--- START Raw records ---

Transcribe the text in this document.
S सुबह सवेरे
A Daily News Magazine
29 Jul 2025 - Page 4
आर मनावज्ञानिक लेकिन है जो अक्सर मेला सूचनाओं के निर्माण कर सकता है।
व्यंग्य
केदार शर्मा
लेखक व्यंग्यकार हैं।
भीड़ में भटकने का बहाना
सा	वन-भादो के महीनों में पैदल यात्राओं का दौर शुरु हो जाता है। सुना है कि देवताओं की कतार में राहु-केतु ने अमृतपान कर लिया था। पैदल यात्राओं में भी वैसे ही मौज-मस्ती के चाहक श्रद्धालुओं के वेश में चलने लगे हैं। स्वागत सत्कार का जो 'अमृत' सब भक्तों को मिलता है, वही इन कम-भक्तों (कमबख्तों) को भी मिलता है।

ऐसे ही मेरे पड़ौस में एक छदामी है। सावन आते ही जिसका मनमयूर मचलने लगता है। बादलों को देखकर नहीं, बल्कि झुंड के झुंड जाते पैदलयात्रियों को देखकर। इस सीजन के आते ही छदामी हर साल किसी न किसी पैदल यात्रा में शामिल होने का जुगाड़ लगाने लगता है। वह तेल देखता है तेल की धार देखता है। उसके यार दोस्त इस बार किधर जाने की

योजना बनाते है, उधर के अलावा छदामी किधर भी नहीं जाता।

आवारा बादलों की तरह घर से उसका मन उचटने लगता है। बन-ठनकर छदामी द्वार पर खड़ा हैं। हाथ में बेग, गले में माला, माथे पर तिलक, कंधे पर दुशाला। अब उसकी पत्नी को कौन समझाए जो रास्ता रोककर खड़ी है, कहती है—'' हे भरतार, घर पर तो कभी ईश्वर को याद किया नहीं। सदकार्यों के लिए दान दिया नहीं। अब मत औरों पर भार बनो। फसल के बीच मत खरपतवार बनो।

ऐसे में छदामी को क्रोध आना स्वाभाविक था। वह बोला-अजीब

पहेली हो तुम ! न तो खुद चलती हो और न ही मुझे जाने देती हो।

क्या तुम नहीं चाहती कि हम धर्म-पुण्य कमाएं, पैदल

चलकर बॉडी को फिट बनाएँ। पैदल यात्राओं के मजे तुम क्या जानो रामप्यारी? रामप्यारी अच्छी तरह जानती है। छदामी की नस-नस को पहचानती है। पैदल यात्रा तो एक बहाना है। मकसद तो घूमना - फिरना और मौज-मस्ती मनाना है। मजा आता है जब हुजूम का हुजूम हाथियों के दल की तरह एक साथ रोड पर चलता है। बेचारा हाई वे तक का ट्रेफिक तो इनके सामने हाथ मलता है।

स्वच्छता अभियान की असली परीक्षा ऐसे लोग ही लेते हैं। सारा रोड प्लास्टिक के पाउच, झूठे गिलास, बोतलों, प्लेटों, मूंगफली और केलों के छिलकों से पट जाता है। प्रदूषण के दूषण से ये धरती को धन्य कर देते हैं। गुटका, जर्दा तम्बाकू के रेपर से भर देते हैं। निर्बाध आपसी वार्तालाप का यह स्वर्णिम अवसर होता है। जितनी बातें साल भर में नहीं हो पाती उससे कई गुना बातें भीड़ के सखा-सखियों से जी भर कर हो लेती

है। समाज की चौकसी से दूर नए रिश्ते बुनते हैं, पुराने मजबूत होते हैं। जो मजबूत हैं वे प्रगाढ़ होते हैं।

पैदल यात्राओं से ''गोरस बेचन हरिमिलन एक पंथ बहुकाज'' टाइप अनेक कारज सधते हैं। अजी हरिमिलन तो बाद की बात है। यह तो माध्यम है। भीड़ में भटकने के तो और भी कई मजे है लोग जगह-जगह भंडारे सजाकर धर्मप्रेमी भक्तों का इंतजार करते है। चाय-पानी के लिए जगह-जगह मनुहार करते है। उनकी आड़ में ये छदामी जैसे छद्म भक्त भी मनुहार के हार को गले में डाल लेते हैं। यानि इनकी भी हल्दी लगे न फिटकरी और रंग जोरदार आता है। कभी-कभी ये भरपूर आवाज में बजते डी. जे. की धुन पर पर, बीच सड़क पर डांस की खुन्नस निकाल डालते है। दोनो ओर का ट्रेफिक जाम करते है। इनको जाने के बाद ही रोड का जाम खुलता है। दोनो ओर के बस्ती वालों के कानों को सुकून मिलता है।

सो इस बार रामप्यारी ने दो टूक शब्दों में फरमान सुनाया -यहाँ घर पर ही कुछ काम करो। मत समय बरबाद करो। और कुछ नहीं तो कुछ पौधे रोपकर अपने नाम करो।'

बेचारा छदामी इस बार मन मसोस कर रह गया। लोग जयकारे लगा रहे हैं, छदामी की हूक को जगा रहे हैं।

--- END Raw records ---

▸ What the exercise asks: Using the listing above, reproduce each line without omission.

▸ Written solution:
Transcribe the text in this document.
S सुबह सवेरे
A Daily News Magazine
29 Jul 2025 - Page 4
आर मनावज्ञानिक लेकिन है जो अक्सर मेला सूचनाओं के निर्माण कर सकता है।
व्यंग्य
केदार शर्मा
लेखक व्यंग्यकार हैं।
भीड़ में भटकने का बहाना
सा	वन-भादो के महीनों में पैदल यात्राओं का दौर शुरु हो जाता है। सुना है कि देवताओं की कतार में राहु-केतु ने अमृतपान कर लिया था। पैदल यात्राओं में भी वैसे ही मौज-मस्ती के चाहक श्रद्धालुओं के वेश में चलने लगे हैं। स्वागत सत्कार का जो 'अमृत' सब भक्तों को मिलता है, वही इन कम-भक्तों (कमबख्तों) को भी मिलता है।

ऐसे ही मेरे पड़ौस में एक छदामी है। सावन आते ही जिसका मनमयूर मचलने लगता है। बादलों को देखकर नहीं, बल्कि झुंड के झुंड जाते पैदलयात्रियों को देखकर। इस सीजन के आते ही छदामी हर साल किसी न किसी पैदल यात्रा में शामिल होने का जुगाड़ लगाने लगता है। वह तेल देखता है तेल की धार देखता है। उसके यार दोस्त इस बार किधर जाने की

योजना बनाते है, उधर के अलावा छदामी किधर भी नहीं जाता।

आवारा बादलों की तरह घर से उसका मन उचटने लगता है। बन-ठनकर छदामी द्वार पर खड़ा हैं। हाथ में बेग, गले में माला, माथे पर तिलक, कंधे पर दुशाला। अब उसकी पत्नी को कौन समझाए जो रास्ता रोककर खड़ी है, कहती है—'' हे भरतार, घर पर तो कभी ईश्वर को याद किया नहीं। सदकार्यों के लिए दान दिया नहीं। अब मत औरों पर भार बनो। फसल के बीच मत खरपतवार बनो।

ऐसे में छदामी को क्रोध आना स्वाभाविक था। वह बोला-अजीब

पहेली हो तुम ! न तो खुद चलती हो और न ही मुझे जाने देती हो।

क्या तुम नहीं चाहती कि हम धर्म-पुण्य कमाएं, पैदल

चलकर बॉडी को फिट बनाएँ। पैदल यात्राओं के मजे तुम क्या जानो रामप्यारी? रामप्यारी अच्छी तरह जानती है। छदामी की नस-नस को पहचानती है। पैदल यात्रा तो एक बहाना है। मकसद तो घूमना - फिरना और मौज-मस्ती मनाना है। मजा आता है जब हुजूम का हुजूम हाथियों के दल की तरह एक साथ रोड पर चलता है। बेचारा हाई वे तक का ट्रेफिक तो इनके सामने हाथ मलता है।

स्वच्छता अभियान की असली परीक्षा ऐसे लोग ही लेते हैं। सारा रोड प्लास्टिक के पाउच, झूठे गिलास, बोतलों, प्लेटों, मूंगफली और केलों के छिलकों से पट जाता है। प्रदूषण के दूषण से ये धरती को धन्य कर देते हैं। गुटका, जर्दा तम्बाकू के रेपर से भर देते हैं। निर्बाध आपसी वार्तालाप का यह स्वर्णिम अवसर होता है। जितनी बातें साल भर में नहीं हो पाती उससे कई गुना बातें भीड़ के सखा-सखियों से जी भर कर हो लेती

है। समाज की चौकसी से दूर नए रिश्ते बुनते हैं, पुराने मजबूत होते हैं। जो मजबूत हैं वे प्रगाढ़ होते हैं।

पैदल यात्राओं से ''गोरस बेचन हरिमिलन एक पंथ बहुकाज'' टाइप अनेक कारज सधते हैं। अजी हरिमिलन तो बाद की बात है। यह तो माध्यम है। भीड़ में भटकने के तो और भी कई मजे है लोग जगह-जगह भंडारे सजाकर धर्मप्रेमी भक्तों का इंतजार करते है। चाय-पानी के लिए जगह-जगह मनुहार करते है। उनकी आड़ में ये छदामी जैसे छद्म भक्त भी मनुहार के हार को गले में डाल लेते हैं। यानि इनकी भी हल्दी लगे न फिटकरी और रंग जोरदार आता है। कभी-कभी ये भरपूर आवाज में बजते डी. जे. की धुन पर पर, बीच सड़क पर डांस की खुन्नस निकाल डालते है। दोनो ओर का ट्रेफिक जाम करते है। इनको जाने के बाद ही रोड का जाम खुलता है। दोनो ओर के बस्ती वालों के कानों को सुकून मिलता है।

सो इस बार रामप्यारी ने दो टूक शब्दों में फरमान सुनाया -यहाँ घर पर ही कुछ काम करो। मत समय बरबाद करो। और कुछ नहीं तो कुछ पौधे रोपकर अपने नाम करो।'

बेचारा छदामी इस बार मन मसोस कर रह गया। लोग जयकारे लगा रहे हैं, छदामी की हूक को जगा रहे हैं।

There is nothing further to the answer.